> [Description of the task]: Print verbatim the data that runs from its first line through the line containing "y-tick-label: $75,001 to", with both of those lines included.

+++ Given information +++

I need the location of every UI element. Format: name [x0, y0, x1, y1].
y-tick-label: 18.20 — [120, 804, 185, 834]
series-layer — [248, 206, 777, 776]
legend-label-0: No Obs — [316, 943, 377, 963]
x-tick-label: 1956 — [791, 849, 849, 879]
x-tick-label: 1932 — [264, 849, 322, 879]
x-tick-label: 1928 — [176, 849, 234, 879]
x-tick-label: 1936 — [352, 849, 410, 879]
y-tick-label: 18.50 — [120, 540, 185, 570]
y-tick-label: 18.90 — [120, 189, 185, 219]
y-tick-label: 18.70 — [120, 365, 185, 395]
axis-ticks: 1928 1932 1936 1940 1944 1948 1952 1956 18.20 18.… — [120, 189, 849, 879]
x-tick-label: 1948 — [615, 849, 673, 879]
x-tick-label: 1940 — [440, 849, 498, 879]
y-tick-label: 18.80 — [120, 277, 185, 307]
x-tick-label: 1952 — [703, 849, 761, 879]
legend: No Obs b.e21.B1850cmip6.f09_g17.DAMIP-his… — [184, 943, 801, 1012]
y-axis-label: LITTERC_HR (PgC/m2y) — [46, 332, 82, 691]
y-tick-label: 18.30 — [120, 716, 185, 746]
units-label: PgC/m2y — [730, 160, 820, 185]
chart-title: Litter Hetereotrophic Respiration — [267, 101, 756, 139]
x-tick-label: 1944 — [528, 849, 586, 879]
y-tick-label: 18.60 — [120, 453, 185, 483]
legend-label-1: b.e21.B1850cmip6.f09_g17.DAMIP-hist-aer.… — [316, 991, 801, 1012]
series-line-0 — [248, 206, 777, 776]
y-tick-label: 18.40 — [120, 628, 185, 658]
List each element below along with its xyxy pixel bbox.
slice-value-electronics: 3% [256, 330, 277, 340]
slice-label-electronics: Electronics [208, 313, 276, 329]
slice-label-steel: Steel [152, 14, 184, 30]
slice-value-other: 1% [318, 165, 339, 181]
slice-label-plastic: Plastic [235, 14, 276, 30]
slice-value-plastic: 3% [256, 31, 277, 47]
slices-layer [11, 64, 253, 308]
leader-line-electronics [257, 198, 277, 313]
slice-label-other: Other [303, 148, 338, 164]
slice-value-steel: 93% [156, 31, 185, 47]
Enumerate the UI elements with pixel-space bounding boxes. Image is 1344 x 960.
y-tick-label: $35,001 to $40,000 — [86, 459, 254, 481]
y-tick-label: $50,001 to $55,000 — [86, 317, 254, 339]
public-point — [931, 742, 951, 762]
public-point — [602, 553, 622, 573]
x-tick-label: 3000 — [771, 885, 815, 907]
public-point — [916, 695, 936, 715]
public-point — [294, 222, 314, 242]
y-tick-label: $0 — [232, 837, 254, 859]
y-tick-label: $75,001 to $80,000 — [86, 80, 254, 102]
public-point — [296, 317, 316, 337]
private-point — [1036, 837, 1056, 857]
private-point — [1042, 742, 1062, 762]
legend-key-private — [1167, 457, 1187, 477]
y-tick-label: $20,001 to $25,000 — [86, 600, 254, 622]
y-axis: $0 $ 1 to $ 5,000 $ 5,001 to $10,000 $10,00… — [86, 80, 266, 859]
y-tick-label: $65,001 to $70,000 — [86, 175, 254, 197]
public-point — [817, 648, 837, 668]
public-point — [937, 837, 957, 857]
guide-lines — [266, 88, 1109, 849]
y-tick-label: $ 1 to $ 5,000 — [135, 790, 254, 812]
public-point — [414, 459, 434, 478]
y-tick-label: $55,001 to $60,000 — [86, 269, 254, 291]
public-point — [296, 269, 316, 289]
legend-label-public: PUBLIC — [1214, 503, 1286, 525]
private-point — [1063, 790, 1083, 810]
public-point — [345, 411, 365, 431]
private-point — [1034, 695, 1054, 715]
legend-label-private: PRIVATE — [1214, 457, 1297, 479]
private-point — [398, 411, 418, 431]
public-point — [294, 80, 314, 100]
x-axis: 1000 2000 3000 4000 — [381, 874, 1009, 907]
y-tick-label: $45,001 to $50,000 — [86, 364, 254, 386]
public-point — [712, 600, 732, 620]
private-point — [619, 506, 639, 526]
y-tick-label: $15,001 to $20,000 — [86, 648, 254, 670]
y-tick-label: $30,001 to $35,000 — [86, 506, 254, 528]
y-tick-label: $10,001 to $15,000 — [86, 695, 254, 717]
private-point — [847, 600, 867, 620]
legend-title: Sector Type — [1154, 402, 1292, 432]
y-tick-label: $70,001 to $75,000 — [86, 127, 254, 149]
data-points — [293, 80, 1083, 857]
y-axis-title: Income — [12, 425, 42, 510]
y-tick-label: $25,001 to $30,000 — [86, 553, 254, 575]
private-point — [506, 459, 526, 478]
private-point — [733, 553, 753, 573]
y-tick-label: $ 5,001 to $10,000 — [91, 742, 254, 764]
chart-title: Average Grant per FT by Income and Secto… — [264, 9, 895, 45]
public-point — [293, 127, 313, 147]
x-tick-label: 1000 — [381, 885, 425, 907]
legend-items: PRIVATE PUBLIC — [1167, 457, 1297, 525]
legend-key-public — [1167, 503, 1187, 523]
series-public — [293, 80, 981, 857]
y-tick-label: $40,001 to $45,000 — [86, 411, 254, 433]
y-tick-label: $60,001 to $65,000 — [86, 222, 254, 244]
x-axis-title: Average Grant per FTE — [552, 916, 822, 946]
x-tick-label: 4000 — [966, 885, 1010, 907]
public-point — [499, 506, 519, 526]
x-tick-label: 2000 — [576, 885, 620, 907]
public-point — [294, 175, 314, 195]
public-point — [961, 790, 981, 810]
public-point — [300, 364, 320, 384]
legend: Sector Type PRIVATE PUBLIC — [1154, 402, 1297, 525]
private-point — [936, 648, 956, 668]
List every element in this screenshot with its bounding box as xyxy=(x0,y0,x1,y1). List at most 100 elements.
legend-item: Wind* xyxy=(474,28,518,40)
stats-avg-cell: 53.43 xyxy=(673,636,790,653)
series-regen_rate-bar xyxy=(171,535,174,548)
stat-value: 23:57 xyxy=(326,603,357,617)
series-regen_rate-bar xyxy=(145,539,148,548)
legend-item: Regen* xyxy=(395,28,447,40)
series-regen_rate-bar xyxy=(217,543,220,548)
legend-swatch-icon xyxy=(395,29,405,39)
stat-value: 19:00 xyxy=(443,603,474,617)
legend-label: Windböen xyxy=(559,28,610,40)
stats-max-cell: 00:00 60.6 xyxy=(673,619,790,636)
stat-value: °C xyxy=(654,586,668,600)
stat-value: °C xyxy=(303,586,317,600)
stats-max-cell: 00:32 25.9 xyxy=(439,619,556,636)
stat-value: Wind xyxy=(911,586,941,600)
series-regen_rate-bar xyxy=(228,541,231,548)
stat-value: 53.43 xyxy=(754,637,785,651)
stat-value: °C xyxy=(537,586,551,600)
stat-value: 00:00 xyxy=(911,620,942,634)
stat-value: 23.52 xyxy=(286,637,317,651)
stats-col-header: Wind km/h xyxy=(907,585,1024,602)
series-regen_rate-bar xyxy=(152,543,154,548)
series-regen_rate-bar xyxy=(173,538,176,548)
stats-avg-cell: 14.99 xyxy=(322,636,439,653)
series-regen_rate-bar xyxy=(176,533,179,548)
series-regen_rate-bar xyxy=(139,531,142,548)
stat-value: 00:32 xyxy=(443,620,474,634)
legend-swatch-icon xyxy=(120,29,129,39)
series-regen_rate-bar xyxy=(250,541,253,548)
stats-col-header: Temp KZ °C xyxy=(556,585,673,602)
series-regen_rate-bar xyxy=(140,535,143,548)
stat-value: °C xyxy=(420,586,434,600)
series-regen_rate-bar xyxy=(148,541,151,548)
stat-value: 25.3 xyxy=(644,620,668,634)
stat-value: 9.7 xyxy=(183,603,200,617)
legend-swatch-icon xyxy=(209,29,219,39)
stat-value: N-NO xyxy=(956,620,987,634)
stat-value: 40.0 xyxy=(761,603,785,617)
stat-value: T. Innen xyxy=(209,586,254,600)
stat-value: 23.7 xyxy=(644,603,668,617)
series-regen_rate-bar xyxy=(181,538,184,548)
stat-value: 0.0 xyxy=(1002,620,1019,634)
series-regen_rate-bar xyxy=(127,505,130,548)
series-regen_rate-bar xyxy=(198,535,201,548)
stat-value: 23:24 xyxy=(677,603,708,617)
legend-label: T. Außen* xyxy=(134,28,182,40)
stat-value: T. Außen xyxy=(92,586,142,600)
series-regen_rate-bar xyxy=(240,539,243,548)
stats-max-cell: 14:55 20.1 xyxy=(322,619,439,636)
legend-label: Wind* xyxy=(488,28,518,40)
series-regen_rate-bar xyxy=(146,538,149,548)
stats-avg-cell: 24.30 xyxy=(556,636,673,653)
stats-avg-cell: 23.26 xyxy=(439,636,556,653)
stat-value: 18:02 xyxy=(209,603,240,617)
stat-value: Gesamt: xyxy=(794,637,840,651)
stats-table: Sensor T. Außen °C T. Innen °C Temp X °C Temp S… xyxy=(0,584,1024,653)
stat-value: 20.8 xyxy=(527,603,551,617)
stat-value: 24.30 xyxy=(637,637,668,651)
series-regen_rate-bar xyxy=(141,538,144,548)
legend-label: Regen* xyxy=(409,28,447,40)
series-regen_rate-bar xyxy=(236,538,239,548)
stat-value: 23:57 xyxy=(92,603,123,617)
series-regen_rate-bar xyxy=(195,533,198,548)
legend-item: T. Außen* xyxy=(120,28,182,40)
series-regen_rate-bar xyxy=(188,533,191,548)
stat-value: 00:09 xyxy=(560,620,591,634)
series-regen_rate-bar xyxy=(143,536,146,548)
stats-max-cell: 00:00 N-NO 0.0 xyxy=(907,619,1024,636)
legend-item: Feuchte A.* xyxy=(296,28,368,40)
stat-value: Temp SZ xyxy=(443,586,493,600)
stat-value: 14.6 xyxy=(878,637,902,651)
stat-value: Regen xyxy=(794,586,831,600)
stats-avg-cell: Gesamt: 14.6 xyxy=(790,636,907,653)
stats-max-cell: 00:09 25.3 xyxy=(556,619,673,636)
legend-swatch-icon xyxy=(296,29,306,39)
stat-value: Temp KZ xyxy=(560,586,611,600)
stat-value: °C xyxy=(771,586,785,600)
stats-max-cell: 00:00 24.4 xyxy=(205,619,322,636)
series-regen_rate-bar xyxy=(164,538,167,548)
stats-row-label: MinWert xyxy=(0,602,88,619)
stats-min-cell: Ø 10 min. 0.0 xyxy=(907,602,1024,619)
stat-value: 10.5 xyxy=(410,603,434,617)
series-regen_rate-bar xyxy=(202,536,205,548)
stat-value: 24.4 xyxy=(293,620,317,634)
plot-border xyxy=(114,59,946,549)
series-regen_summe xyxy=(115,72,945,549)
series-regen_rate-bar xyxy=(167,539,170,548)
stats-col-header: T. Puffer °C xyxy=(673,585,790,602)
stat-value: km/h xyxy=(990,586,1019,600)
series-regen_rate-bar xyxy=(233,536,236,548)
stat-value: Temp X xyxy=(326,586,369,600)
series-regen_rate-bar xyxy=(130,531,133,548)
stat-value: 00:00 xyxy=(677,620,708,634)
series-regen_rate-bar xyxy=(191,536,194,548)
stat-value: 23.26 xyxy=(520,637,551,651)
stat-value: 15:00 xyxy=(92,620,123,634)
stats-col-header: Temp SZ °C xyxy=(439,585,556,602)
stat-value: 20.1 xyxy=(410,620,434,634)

+++

> [Result for this task]:
I need the location of every UI element. Format: name [x0, y0, x1, y1].
y-tick-label: 18.20 — [120, 804, 185, 834]
series-layer — [248, 206, 777, 776]
legend-label-0: No Obs — [316, 943, 377, 963]
x-tick-label: 1956 — [791, 849, 849, 879]
x-tick-label: 1932 — [264, 849, 322, 879]
x-tick-label: 1928 — [176, 849, 234, 879]
x-tick-label: 1936 — [352, 849, 410, 879]
y-tick-label: 18.50 — [120, 540, 185, 570]
y-tick-label: 18.90 — [120, 189, 185, 219]
y-tick-label: 18.70 — [120, 365, 185, 395]
axis-ticks: 1928 1932 1936 1940 1944 1948 1952 1956 18.20 18.… — [120, 189, 849, 879]
x-tick-label: 1948 — [615, 849, 673, 879]
x-tick-label: 1940 — [440, 849, 498, 879]
y-tick-label: 18.80 — [120, 277, 185, 307]
x-tick-label: 1952 — [703, 849, 761, 879]
legend: No Obs b.e21.B1850cmip6.f09_g17.DAMIP-his… — [184, 943, 801, 1012]
y-axis-label: LITTERC_HR (PgC/m2y) — [46, 332, 82, 691]
y-tick-label: 18.30 — [120, 716, 185, 746]
units-label: PgC/m2y — [730, 160, 820, 185]
chart-title: Litter Hetereotrophic Respiration — [267, 101, 756, 139]
x-tick-label: 1944 — [528, 849, 586, 879]
y-tick-label: 18.60 — [120, 453, 185, 483]
legend-label-1: b.e21.B1850cmip6.f09_g17.DAMIP-hist-aer.… — [316, 991, 801, 1012]
series-line-0 — [248, 206, 777, 776]
y-tick-label: 18.40 — [120, 628, 185, 658]
List each element below along with its xyxy pixel bbox.
slice-value-electronics: 3% [256, 330, 277, 340]
slice-label-electronics: Electronics [208, 313, 276, 329]
slice-label-steel: Steel [152, 14, 184, 30]
slice-value-other: 1% [318, 165, 339, 181]
slice-label-plastic: Plastic [235, 14, 276, 30]
slice-value-plastic: 3% [256, 31, 277, 47]
slices-layer [11, 64, 253, 308]
leader-line-electronics [257, 198, 277, 313]
slice-label-other: Other [303, 148, 338, 164]
slice-value-steel: 93% [156, 31, 185, 47]
Enumerate the UI elements with pixel-space bounding boxes. Image is 1344 x 960.
y-tick-label: $35,001 to $40,000 — [86, 459, 254, 481]
y-tick-label: $50,001 to $55,000 — [86, 317, 254, 339]
public-point — [931, 742, 951, 762]
public-point — [602, 553, 622, 573]
x-tick-label: 3000 — [771, 885, 815, 907]
public-point — [916, 695, 936, 715]
public-point — [294, 222, 314, 242]
y-tick-label: $0 — [232, 837, 254, 859]
y-tick-label: $75,001 to $80,000 — [86, 80, 254, 102]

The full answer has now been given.